Stored dataset items:
########
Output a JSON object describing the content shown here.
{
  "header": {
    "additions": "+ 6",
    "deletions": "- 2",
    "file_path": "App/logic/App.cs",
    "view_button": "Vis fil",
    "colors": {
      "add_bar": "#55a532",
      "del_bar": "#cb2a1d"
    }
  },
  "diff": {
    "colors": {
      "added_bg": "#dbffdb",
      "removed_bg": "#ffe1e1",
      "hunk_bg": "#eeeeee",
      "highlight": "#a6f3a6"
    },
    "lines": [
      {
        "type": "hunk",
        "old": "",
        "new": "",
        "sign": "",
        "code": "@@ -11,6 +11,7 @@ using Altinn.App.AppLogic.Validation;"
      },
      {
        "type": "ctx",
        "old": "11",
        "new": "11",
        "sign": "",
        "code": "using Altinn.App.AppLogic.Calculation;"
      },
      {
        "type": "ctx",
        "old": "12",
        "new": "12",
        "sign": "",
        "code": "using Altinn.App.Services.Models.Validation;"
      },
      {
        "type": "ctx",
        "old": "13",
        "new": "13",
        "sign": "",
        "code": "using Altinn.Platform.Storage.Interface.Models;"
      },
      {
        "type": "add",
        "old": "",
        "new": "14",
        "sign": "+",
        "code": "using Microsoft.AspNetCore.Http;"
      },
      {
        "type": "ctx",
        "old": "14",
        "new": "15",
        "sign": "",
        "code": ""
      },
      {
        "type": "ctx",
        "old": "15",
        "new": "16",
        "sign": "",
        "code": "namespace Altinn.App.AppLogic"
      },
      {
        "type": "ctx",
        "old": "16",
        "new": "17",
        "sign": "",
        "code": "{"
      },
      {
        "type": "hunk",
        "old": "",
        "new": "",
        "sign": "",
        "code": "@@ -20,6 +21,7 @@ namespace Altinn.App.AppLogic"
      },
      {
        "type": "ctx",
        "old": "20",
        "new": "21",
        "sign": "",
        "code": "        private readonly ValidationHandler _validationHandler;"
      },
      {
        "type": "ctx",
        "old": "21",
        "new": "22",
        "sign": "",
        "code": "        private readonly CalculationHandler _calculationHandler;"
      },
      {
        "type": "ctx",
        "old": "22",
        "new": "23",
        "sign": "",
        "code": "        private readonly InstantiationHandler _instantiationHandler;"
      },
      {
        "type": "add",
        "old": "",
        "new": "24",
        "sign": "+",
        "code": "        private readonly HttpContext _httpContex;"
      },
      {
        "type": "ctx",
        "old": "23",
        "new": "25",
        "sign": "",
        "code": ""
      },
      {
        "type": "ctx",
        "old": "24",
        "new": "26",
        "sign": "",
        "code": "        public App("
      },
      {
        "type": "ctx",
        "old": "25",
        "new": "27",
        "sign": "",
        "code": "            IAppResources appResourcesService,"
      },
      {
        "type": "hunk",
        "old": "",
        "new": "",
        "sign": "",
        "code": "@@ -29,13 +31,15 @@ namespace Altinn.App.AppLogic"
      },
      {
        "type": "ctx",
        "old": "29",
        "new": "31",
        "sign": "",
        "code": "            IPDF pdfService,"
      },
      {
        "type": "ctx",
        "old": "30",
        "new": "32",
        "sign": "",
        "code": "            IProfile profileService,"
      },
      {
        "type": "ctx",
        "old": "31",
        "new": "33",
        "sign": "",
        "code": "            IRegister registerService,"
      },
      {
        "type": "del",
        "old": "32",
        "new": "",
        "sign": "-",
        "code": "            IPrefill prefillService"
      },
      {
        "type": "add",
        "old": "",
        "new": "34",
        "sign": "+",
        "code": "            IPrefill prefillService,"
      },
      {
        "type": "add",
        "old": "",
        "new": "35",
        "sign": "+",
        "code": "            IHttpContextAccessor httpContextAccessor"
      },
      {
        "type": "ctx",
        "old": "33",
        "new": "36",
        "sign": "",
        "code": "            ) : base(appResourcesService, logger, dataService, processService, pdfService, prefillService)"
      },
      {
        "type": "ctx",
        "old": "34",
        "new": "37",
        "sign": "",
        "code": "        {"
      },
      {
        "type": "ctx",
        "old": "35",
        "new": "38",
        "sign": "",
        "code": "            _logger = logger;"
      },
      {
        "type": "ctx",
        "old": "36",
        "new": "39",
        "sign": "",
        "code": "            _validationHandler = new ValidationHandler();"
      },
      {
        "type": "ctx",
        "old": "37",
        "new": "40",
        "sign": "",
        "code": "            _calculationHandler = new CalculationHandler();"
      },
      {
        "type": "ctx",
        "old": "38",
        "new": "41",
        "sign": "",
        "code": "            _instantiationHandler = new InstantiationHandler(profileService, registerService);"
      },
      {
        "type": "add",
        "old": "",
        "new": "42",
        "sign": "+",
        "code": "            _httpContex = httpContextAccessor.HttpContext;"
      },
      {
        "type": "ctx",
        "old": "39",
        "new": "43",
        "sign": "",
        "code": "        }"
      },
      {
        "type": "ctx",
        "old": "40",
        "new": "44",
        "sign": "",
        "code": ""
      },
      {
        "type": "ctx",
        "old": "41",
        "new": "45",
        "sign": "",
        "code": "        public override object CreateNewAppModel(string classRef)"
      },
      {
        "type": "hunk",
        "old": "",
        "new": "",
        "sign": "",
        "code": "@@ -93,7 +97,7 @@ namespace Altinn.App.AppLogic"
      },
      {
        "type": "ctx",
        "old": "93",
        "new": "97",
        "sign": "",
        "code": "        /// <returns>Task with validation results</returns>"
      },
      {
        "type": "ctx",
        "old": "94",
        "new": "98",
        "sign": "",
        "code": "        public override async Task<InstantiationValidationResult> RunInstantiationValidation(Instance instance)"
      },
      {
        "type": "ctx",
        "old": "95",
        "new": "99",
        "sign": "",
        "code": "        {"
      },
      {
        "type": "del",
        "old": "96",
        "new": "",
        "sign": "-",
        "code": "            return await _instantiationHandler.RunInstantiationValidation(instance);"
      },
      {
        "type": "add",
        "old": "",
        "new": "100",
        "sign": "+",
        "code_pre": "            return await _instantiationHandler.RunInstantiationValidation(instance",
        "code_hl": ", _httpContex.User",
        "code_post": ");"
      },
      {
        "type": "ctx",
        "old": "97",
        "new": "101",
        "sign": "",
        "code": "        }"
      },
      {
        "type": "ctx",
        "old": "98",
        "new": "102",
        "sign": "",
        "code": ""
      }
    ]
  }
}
########
(GIVEN EXERCISE):
Repeat the listing above without any change.

(RESULT):
Output a JSON object describing the content shown here.
{
  "header": {
    "additions": "+ 6",
    "deletions": "- 2",
    "file_path": "App/logic/App.cs",
    "view_button": "Vis fil",
    "colors": {
      "add_bar": "#55a532",
      "del_bar": "#cb2a1d"
    }
  },
  "diff": {
    "colors": {
      "added_bg": "#dbffdb",
      "removed_bg": "#ffe1e1",
      "hunk_bg": "#eeeeee",
      "highlight": "#a6f3a6"
    },
    "lines": [
      {
        "type": "hunk",
        "old": "",
        "new": "",
        "sign": "",
        "code": "@@ -11,6 +11,7 @@ using Altinn.App.AppLogic.Validation;"
      },
      {
        "type": "ctx",
        "old": "11",
        "new": "11",
        "sign": "",
        "code": "using Altinn.App.AppLogic.Calculation;"
      },
      {
        "type": "ctx",
        "old": "12",
        "new": "12",
        "sign": "",
        "code": "using Altinn.App.Services.Models.Validation;"
      },
      {
        "type": "ctx",
        "old": "13",
        "new": "13",
        "sign": "",
        "code": "using Altinn.Platform.Storage.Interface.Models;"
      },
      {
        "type": "add",
        "old": "",
        "new": "14",
        "sign": "+",
        "code": "using Microsoft.AspNetCore.Http;"
      },
      {
        "type": "ctx",
        "old": "14",
        "new": "15",
        "sign": "",
        "code": ""
      },
      {
        "type": "ctx",
        "old": "15",
        "new": "16",
        "sign": "",
        "code": "namespace Altinn.App.AppLogic"
      },
      {
        "type": "ctx",
        "old": "16",
        "new": "17",
        "sign": "",
        "code": "{"
      },
      {
        "type": "hunk",
        "old": "",
        "new": "",
        "sign": "",
        "code": "@@ -20,6 +21,7 @@ namespace Altinn.App.AppLogic"
      },
      {
        "type": "ctx",
        "old": "20",
        "new": "21",
        "sign": "",
        "code": "        private readonly ValidationHandler _validationHandler;"
      },
      {
        "type": "ctx",
        "old": "21",
        "new": "22",
        "sign": "",
        "code": "        private readonly CalculationHandler _calculationHandler;"
      },
      {
        "type": "ctx",
        "old": "22",
        "new": "23",
        "sign": "",
        "code": "        private readonly InstantiationHandler _instantiationHandler;"
      },
      {
        "type": "add",
        "old": "",
        "new": "24",
        "sign": "+",
        "code": "        private readonly HttpContext _httpContex;"
      },
      {
        "type": "ctx",
        "old": "23",
        "new": "25",
        "sign": "",
        "code": ""
      },
      {
        "type": "ctx",
        "old": "24",
        "new": "26",
        "sign": "",
        "code": "        public App("
      },
      {
        "type": "ctx",
        "old": "25",
        "new": "27",
        "sign": "",
        "code": "            IAppResources appResourcesService,"
      },
      {
        "type": "hunk",
        "old": "",
        "new": "",
        "sign": "",
        "code": "@@ -29,13 +31,15 @@ namespace Altinn.App.AppLogic"
      },
      {
        "type": "ctx",
        "old": "29",
        "new": "31",
        "sign": "",
        "code": "            IPDF pdfService,"
      },
      {
        "type": "ctx",
        "old": "30",
        "new": "32",
        "sign": "",
        "code": "            IProfile profileService,"
      },
      {
        "type": "ctx",
        "old": "31",
        "new": "33",
        "sign": "",
        "code": "            IRegister registerService,"
      },
      {
        "type": "del",
        "old": "32",
        "new": "",
        "sign": "-",
        "code": "            IPrefill prefillService"
      },
      {
        "type": "add",
        "old": "",
        "new": "34",
        "sign": "+",
        "code": "            IPrefill prefillService,"
      },
      {
        "type": "add",
        "old": "",
        "new": "35",
        "sign": "+",
        "code": "            IHttpContextAccessor httpContextAccessor"
      },
      {
        "type": "ctx",
        "old": "33",
        "new": "36",
        "sign": "",
        "code": "            ) : base(appResourcesService, logger, dataService, processService, pdfService, prefillService)"
      },
      {
        "type": "ctx",
        "old": "34",
        "new": "37",
        "sign": "",
        "code": "        {"
      },
      {
        "type": "ctx",
        "old": "35",
        "new": "38",
        "sign": "",
        "code": "            _logger = logger;"
      },
      {
        "type": "ctx",
        "old": "36",
        "new": "39",
        "sign": "",
        "code": "            _validationHandler = new ValidationHandler();"
      },
      {
        "type": "ctx",
        "old": "37",
        "new": "40",
        "sign": "",
        "code": "            _calculationHandler = new CalculationHandler();"
      },
      {
        "type": "ctx",
        "old": "38",
        "new": "41",
        "sign": "",
        "code": "            _instantiationHandler = new InstantiationHandler(profileService, registerService);"
      },
      {
        "type": "add",
        "old": "",
        "new": "42",
        "sign": "+",
        "code": "            _httpContex = httpContextAccessor.HttpContext;"
      },
      {
        "type": "ctx",
        "old": "39",
        "new": "43",
        "sign": "",
        "code": "        }"
      },
      {
        "type": "ctx",
        "old": "40",
        "new": "44",
        "sign": "",
        "code": ""
      },
      {
        "type": "ctx",
        "old": "41",
        "new": "45",
        "sign": "",
        "code": "        public override object CreateNewAppModel(string classRef)"
      },
      {
        "type": "hunk",
        "old": "",
        "new": "",
        "sign": "",
        "code": "@@ -93,7 +97,7 @@ namespace Altinn.App.AppLogic"
      },
      {
        "type": "ctx",
        "old": "93",
        "new": "97",
        "sign": "",
        "code": "        /// <returns>Task with validation results</returns>"
      },
      {
        "type": "ctx",
        "old": "94",
        "new": "98",
        "sign": "",
        "code": "        public override async Task<InstantiationValidationResult> RunInstantiationValidation(Instance instance)"
      },
      {
        "type": "ctx",
        "old": "95",
        "new": "99",
        "sign": "",
        "code": "        {"
      },
      {
        "type": "del",
        "old": "96",
        "new": "",
        "sign": "-",
        "code": "            return await _instantiationHandler.RunInstantiationValidation(instance);"
      },
      {
        "type": "add",
        "old": "",
        "new": "100",
        "sign": "+",
        "code_pre": "            return await _instantiationHandler.RunInstantiationValidation(instance",
        "code_hl": ", _httpContex.User",
        "code_post": ");"
      },
      {
        "type": "ctx",
        "old": "97",
        "new": "101",
        "sign": "",
        "code": "        }"
      },
      {
        "type": "ctx",
        "old": "98",
        "new": "102",
        "sign": "",
        "code": ""
      }
    ]
  }
}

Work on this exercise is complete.